* [Requirements]: Lift every line from the entries that includes the word "previous".

[Items from a dataset]
^^^^^^^^^^^^^^^^
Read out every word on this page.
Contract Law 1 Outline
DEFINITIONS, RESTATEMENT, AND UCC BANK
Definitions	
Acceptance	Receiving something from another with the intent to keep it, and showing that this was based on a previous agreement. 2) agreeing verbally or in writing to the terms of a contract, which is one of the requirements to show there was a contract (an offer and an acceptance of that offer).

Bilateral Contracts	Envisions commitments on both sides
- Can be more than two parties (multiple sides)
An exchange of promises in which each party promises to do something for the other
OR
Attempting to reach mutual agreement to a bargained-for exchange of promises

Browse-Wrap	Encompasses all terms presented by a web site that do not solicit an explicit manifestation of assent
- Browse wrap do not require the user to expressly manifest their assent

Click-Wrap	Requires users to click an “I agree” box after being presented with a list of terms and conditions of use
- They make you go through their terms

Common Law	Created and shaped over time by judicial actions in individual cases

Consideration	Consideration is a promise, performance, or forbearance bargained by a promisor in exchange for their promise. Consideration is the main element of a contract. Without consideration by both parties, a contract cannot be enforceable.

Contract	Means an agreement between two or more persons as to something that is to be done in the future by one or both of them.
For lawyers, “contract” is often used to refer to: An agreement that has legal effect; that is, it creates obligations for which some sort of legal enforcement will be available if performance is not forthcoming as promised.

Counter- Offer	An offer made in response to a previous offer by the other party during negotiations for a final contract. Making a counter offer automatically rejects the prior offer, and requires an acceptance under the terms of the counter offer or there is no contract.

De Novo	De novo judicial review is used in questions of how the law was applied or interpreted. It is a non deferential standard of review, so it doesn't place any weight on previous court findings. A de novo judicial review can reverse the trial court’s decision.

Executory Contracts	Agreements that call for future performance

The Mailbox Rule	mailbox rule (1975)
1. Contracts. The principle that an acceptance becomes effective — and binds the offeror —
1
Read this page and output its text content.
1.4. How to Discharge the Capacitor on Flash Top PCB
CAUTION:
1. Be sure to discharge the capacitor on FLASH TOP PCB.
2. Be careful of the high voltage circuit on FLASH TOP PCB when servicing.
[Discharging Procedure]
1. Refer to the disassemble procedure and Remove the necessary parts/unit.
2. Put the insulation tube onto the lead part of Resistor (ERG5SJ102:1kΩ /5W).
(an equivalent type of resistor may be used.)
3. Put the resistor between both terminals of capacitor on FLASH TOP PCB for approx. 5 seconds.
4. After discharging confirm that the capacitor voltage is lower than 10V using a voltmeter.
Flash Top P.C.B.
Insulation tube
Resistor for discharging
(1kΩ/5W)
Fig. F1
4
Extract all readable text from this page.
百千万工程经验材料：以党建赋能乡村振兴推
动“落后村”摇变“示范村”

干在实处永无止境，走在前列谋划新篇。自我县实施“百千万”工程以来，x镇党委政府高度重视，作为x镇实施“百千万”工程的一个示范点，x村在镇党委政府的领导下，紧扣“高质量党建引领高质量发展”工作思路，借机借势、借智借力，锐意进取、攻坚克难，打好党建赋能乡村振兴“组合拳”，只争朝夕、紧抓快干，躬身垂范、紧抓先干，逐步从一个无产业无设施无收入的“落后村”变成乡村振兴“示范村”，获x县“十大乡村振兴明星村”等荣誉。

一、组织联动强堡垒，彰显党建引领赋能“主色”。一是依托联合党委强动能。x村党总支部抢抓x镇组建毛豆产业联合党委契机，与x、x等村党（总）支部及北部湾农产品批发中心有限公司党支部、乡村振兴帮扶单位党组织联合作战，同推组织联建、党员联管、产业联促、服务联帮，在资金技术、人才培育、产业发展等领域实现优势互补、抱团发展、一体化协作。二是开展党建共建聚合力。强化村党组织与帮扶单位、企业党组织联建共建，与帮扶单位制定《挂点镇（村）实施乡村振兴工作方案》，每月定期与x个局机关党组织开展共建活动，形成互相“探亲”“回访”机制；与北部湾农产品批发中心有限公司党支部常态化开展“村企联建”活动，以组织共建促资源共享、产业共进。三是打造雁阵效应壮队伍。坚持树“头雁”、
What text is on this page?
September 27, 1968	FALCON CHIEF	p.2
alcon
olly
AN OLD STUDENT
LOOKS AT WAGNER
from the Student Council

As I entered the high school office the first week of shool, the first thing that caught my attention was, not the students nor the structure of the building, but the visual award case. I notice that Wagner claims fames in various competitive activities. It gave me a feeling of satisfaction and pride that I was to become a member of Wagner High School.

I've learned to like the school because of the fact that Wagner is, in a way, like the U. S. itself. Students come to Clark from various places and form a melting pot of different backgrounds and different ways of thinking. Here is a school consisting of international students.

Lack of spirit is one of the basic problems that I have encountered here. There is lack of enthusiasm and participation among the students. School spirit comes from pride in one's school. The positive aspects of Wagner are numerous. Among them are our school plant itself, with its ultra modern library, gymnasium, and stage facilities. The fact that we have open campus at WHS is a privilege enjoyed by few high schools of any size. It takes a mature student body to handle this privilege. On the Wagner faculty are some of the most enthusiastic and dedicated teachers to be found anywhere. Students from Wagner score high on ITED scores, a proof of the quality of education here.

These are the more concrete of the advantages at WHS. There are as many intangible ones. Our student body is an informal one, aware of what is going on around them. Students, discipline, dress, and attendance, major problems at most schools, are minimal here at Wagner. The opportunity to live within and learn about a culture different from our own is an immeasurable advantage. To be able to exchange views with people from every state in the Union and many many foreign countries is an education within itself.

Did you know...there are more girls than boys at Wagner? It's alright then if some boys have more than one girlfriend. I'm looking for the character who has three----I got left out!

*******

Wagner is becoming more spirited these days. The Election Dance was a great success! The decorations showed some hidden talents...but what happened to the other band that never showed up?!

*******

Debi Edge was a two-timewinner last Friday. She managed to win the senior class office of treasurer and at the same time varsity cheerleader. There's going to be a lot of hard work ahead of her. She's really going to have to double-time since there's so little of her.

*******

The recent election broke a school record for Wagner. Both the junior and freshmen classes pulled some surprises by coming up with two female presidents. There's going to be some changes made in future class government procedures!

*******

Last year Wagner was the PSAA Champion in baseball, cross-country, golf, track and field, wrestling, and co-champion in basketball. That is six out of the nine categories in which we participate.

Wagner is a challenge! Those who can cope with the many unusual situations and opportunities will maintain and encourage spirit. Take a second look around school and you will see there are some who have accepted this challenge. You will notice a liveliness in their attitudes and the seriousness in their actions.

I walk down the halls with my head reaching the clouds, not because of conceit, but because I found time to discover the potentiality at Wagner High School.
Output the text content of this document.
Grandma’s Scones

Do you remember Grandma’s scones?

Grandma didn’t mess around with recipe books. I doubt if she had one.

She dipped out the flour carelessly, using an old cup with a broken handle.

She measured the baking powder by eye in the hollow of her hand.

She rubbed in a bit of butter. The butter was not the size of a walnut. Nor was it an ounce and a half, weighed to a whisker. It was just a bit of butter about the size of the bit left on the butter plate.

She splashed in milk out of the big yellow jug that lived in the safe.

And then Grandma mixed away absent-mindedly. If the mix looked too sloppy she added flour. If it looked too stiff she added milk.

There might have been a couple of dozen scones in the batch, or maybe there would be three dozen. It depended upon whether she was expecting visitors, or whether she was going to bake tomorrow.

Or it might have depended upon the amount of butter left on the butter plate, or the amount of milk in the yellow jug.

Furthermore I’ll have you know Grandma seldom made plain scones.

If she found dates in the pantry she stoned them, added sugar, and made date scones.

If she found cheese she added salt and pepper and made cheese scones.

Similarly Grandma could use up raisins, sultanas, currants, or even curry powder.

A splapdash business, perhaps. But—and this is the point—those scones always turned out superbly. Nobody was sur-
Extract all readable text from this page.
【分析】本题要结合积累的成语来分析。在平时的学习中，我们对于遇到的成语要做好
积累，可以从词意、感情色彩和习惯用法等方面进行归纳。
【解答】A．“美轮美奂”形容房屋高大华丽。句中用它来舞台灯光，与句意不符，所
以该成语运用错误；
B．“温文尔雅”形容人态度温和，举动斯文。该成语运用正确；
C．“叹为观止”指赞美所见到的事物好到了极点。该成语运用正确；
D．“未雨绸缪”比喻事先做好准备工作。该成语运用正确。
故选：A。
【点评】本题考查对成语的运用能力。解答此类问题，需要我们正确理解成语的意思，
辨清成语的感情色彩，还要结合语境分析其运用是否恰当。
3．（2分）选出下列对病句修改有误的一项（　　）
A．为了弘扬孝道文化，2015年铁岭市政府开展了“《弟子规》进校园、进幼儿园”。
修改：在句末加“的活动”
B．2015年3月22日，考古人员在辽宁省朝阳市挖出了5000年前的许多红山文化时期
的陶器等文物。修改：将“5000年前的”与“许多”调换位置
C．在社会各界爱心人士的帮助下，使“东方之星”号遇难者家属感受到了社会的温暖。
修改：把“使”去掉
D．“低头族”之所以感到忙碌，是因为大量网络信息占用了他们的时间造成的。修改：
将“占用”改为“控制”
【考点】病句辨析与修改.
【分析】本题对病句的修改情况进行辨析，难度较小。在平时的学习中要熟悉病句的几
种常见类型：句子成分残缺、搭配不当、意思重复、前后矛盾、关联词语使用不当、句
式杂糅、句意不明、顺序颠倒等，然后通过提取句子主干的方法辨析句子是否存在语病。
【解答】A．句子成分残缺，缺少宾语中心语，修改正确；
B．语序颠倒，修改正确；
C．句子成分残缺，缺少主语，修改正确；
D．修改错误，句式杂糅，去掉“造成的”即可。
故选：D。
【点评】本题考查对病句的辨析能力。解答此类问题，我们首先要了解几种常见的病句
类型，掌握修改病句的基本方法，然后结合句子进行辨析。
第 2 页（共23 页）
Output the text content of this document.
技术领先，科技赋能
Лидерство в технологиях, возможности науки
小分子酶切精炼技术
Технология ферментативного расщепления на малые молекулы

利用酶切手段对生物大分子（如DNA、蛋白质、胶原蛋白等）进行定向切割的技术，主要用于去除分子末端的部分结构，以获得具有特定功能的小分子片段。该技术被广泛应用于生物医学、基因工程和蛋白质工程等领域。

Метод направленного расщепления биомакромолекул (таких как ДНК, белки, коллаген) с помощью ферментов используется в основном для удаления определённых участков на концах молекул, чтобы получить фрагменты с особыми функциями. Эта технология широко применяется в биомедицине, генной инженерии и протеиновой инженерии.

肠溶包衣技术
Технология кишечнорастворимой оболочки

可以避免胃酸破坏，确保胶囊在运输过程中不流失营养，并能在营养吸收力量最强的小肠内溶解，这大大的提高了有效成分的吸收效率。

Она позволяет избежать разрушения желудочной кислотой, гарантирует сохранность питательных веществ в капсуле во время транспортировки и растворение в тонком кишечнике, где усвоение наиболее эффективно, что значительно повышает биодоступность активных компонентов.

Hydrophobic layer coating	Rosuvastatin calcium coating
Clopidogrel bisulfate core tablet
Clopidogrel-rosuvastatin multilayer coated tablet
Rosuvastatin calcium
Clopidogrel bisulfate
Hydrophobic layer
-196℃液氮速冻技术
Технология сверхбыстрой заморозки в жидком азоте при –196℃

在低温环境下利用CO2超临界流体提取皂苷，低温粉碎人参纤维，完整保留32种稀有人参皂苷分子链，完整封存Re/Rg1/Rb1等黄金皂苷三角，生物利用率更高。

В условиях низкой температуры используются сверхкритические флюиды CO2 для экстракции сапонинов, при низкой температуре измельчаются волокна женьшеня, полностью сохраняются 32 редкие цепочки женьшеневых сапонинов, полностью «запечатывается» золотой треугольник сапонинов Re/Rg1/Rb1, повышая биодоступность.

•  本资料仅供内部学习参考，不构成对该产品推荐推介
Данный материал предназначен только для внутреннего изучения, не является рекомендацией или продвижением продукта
^^^^^^^^^^^^^^^^
* [Task response]:
Acceptance	Receiving something from another with the intent to keep it, and showing that this was based on a previous agreement. 2) agreeing verbally or in writing to the terms of a contract, which is one of the requirements to show there was a contract (an offer and an acceptance of that offer).
Counter- Offer	An offer made in response to a previous offer by the other party during negotiations for a final contract. Making a counter offer automatically rejects the prior offer, and requires an acceptance under the terms of the counter offer or there is no contract.
De Novo	De novo judicial review is used in questions of how the law was applied or interpreted. It is a non deferential standard of review, so it doesn't place any weight on previous court findings. A de novo judicial review can reverse the trial court’s decision.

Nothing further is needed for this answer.